## SHORT PROBLEM
Leave out the pictures and restate the rest of the data exactly.

## INPUT

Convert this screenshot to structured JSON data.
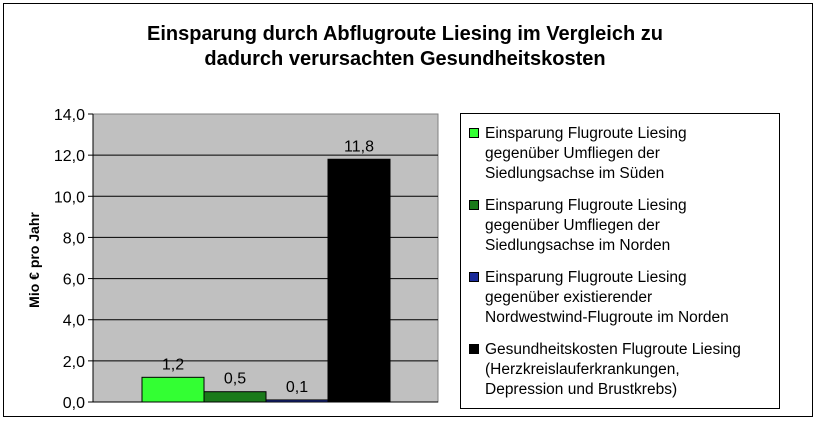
{
  "chart_data": {
    "type": "bar",
    "title": "Einsparung durch Abflugroute Liesing im Vergleich zu\ndadurch verursachten Gesundheitskosten",
    "ylabel": "Mio € pro Jahr",
    "xlabel": "",
    "ylim": [
      0,
      14
    ],
    "yticks": [
      "0,0",
      "2,0",
      "4,0",
      "6,0",
      "8,0",
      "10,0",
      "12,0",
      "14,0"
    ],
    "grid": true,
    "legend_position": "right",
    "series": [
      {
        "name": "Einsparung Flugroute Liesing\ngegenüber Umfliegen der\nSiedlungsachse im Süden",
        "value": 1.2,
        "label": "1,2",
        "color": "#33ff33"
      },
      {
        "name": "Einsparung Flugroute Liesing\ngegenüber Umfliegen der\nSiedlungsachse im Norden",
        "value": 0.5,
        "label": "0,5",
        "color": "#1a7a1a"
      },
      {
        "name": "Einsparung Flugroute Liesing\ngegenüber existierender\nNordwestwind-Flugroute im Norden",
        "value": 0.1,
        "label": "0,1",
        "color": "#1a2a99"
      },
      {
        "name": "Gesundheitskosten Flugroute Liesing\n(Herzkreislauferkrankungen,\nDepression und Brustkrebs)",
        "value": 11.8,
        "label": "11,8",
        "color": "#000000"
      }
    ]
  }
}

## RESPONSE
Convert this screenshot to structured JSON data.
{
  "chart_data": {
    "type": "bar",
    "title": "Einsparung durch Abflugroute Liesing im Vergleich zu\ndadurch verursachten Gesundheitskosten",
    "ylabel": "Mio € pro Jahr",
    "xlabel": "",
    "ylim": [
      0,
      14
    ],
    "yticks": [
      "0,0",
      "2,0",
      "4,0",
      "6,0",
      "8,0",
      "10,0",
      "12,0",
      "14,0"
    ],
    "grid": true,
    "legend_position": "right",
    "series": [
      {
        "name": "Einsparung Flugroute Liesing\ngegenüber Umfliegen der\nSiedlungsachse im Süden",
        "value": 1.2,
        "label": "1,2",
        "color": "#33ff33"
      },
      {
        "name": "Einsparung Flugroute Liesing\ngegenüber Umfliegen der\nSiedlungsachse im Norden",
        "value": 0.5,
        "label": "0,5",
        "color": "#1a7a1a"
      },
      {
        "name": "Einsparung Flugroute Liesing\ngegenüber existierender\nNordwestwind-Flugroute im Norden",
        "value": 0.1,
        "label": "0,1",
        "color": "#1a2a99"
      },
      {
        "name": "Gesundheitskosten Flugroute Liesing\n(Herzkreislauferkrankungen,\nDepression und Brustkrebs)",
        "value": 11.8,
        "label": "11,8",
        "color": "#000000"
      }
    ]
  }
}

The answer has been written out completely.